» **Goal**:
Give the number of lines in the records below that include "GAPDH", and nothing more.

....................

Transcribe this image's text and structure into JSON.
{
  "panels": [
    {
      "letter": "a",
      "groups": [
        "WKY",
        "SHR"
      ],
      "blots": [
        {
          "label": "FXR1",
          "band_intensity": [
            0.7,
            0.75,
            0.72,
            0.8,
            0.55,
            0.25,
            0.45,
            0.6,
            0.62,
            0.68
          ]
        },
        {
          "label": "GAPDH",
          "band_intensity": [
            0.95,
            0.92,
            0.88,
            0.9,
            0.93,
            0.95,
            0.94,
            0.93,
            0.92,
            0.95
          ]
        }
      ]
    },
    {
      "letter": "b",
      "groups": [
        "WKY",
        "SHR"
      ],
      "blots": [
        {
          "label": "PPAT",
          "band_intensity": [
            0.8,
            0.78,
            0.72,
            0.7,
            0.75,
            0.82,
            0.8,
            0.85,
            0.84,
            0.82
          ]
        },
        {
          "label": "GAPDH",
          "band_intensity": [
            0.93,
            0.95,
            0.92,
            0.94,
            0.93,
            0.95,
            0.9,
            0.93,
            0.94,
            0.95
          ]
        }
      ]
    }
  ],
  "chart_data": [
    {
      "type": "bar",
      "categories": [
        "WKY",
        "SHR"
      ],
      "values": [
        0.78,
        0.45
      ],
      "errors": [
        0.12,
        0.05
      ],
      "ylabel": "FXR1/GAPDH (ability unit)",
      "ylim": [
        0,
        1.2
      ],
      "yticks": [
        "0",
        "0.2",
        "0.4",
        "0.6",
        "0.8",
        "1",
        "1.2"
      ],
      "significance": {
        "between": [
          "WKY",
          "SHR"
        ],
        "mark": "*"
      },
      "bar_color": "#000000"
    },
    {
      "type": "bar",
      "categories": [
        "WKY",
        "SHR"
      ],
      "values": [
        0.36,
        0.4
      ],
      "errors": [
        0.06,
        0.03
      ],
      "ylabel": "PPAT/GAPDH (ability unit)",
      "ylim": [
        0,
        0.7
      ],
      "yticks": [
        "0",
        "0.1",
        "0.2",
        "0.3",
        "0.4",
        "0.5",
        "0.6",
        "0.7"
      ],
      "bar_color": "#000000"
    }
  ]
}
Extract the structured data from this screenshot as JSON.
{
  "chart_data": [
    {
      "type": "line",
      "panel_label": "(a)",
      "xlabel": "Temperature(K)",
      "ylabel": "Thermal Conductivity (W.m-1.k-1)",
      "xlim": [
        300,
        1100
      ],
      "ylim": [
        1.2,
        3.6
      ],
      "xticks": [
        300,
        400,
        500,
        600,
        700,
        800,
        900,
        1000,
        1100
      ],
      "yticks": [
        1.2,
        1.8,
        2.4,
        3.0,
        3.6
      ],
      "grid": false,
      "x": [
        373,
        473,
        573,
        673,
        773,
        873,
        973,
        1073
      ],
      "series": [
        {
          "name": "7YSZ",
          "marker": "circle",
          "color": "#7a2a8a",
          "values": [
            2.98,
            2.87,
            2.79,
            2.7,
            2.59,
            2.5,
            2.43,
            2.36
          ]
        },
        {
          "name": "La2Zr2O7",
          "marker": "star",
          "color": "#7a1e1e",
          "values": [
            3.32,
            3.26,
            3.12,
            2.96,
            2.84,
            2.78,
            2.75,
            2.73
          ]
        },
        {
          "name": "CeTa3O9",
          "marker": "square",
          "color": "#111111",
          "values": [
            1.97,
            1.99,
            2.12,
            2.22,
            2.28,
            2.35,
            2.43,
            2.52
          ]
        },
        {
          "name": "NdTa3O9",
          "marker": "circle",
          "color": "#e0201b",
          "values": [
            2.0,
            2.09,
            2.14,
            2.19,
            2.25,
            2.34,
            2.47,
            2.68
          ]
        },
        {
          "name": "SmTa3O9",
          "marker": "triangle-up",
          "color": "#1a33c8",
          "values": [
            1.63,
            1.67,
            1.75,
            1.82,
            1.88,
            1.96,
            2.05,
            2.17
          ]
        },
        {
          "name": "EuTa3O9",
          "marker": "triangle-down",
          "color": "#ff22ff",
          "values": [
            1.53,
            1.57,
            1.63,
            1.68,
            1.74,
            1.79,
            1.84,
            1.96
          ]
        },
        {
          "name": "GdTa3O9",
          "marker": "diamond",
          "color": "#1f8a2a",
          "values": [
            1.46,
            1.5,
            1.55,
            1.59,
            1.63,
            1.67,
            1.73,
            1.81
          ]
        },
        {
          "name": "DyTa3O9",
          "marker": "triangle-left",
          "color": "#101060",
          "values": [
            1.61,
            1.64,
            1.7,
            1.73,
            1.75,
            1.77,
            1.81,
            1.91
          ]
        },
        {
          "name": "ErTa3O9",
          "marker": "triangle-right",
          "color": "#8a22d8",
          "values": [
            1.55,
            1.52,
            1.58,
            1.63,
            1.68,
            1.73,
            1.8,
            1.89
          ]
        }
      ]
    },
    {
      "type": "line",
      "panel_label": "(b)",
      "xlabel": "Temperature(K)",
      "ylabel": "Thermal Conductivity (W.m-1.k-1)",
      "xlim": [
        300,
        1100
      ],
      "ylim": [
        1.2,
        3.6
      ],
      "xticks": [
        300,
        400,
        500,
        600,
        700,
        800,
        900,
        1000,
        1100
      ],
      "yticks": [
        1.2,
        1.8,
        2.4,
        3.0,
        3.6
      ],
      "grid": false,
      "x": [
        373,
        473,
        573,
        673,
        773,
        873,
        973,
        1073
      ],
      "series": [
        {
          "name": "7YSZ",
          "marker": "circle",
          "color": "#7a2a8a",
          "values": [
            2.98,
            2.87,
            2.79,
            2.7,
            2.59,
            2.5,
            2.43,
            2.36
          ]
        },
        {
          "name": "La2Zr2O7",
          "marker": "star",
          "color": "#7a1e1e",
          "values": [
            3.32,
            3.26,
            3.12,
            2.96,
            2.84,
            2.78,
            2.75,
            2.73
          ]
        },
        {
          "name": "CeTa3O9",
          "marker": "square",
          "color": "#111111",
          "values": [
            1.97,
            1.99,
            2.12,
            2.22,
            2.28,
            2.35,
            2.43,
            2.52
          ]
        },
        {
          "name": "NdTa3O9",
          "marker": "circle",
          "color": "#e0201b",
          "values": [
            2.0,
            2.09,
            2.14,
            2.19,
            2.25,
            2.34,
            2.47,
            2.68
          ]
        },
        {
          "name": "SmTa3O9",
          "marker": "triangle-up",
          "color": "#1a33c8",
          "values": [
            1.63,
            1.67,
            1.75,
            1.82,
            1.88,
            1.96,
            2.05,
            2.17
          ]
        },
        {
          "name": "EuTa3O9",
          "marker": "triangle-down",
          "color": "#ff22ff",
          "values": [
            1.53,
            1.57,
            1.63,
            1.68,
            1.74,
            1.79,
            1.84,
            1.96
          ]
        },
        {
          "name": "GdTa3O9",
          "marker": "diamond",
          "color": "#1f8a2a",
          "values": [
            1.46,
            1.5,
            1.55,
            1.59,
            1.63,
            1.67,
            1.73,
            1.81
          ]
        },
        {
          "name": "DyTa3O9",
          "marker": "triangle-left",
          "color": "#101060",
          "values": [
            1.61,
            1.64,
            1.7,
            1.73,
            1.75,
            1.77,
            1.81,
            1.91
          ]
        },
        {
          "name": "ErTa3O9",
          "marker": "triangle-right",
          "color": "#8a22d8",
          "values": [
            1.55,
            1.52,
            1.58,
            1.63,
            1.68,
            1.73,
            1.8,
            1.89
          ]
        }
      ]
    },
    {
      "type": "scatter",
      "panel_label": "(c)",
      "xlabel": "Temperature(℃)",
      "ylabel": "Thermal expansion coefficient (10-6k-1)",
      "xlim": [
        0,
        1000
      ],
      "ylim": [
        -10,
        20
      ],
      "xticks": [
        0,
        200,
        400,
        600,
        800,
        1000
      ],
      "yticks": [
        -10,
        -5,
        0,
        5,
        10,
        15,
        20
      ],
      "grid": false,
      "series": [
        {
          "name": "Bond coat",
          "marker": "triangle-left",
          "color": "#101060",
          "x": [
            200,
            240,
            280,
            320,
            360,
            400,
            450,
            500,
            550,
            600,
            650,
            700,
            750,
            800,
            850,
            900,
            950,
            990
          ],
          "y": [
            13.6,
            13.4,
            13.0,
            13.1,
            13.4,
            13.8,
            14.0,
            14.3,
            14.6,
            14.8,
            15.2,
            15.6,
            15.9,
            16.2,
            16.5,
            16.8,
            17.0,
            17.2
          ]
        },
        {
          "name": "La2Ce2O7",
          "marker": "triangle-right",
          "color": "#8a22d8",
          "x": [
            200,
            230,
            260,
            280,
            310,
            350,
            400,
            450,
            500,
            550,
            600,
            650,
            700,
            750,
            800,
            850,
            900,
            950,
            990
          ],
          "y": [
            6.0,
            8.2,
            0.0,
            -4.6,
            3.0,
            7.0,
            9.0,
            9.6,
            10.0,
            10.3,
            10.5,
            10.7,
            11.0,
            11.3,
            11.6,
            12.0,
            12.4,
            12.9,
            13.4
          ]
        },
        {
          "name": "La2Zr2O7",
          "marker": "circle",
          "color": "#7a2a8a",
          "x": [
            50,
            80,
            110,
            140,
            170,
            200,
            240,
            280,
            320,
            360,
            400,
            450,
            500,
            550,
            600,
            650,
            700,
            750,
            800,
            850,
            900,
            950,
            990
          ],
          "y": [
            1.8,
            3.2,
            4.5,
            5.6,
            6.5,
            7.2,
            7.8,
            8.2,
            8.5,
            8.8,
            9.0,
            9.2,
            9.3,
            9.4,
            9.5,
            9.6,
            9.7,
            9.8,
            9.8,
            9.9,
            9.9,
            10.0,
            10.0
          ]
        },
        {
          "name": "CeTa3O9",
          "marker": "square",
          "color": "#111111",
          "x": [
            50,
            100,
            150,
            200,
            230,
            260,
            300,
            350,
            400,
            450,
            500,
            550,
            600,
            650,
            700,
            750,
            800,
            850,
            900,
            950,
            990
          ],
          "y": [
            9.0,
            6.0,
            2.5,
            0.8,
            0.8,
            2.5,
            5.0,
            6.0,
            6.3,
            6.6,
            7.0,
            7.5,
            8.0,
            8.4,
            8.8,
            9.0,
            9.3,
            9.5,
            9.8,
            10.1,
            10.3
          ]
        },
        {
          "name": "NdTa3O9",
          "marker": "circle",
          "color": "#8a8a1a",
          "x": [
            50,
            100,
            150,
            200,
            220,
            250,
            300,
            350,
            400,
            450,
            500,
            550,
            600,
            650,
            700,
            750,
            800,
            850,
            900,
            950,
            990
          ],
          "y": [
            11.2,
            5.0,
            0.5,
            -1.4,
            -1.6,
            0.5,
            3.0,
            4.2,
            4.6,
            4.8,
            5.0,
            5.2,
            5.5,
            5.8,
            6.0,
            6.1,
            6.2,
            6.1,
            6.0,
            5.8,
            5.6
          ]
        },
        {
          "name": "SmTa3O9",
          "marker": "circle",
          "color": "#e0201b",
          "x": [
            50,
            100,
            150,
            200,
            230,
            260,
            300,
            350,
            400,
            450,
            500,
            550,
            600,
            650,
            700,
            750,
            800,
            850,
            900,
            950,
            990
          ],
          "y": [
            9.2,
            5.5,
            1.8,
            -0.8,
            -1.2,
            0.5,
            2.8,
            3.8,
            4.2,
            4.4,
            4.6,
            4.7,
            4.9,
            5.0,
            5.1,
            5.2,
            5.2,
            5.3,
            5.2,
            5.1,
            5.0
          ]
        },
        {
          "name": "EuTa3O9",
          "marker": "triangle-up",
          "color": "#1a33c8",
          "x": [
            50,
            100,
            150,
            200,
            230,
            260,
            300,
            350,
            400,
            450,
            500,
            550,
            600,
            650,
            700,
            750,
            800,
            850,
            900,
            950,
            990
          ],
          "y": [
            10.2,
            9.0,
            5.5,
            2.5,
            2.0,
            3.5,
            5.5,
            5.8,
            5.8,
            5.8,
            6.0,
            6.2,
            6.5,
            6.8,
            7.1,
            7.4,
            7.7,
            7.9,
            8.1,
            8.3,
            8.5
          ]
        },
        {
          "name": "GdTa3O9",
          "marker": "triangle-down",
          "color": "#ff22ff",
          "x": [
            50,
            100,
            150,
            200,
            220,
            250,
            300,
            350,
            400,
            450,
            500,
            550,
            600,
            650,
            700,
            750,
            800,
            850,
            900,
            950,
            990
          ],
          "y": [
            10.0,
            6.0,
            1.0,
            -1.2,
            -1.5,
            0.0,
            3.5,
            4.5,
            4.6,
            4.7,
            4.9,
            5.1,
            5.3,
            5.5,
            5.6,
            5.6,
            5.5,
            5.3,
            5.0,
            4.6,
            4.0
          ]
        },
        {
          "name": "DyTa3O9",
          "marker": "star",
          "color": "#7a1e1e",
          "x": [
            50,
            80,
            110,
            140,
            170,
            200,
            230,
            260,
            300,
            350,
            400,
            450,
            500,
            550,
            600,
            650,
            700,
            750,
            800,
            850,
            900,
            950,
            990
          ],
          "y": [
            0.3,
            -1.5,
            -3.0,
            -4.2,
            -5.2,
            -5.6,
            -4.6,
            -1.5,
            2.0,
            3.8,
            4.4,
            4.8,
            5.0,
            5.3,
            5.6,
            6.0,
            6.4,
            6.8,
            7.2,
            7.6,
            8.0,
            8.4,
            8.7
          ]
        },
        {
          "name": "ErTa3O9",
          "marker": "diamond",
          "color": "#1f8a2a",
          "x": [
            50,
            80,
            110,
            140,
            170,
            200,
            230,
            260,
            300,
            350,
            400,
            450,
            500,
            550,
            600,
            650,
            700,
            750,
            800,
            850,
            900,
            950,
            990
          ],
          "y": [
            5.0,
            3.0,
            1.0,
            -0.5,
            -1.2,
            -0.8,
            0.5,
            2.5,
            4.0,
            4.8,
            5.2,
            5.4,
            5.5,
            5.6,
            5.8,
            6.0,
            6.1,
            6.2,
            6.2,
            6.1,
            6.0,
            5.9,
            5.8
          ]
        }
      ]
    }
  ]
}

....................

» **Finished exercise**:
4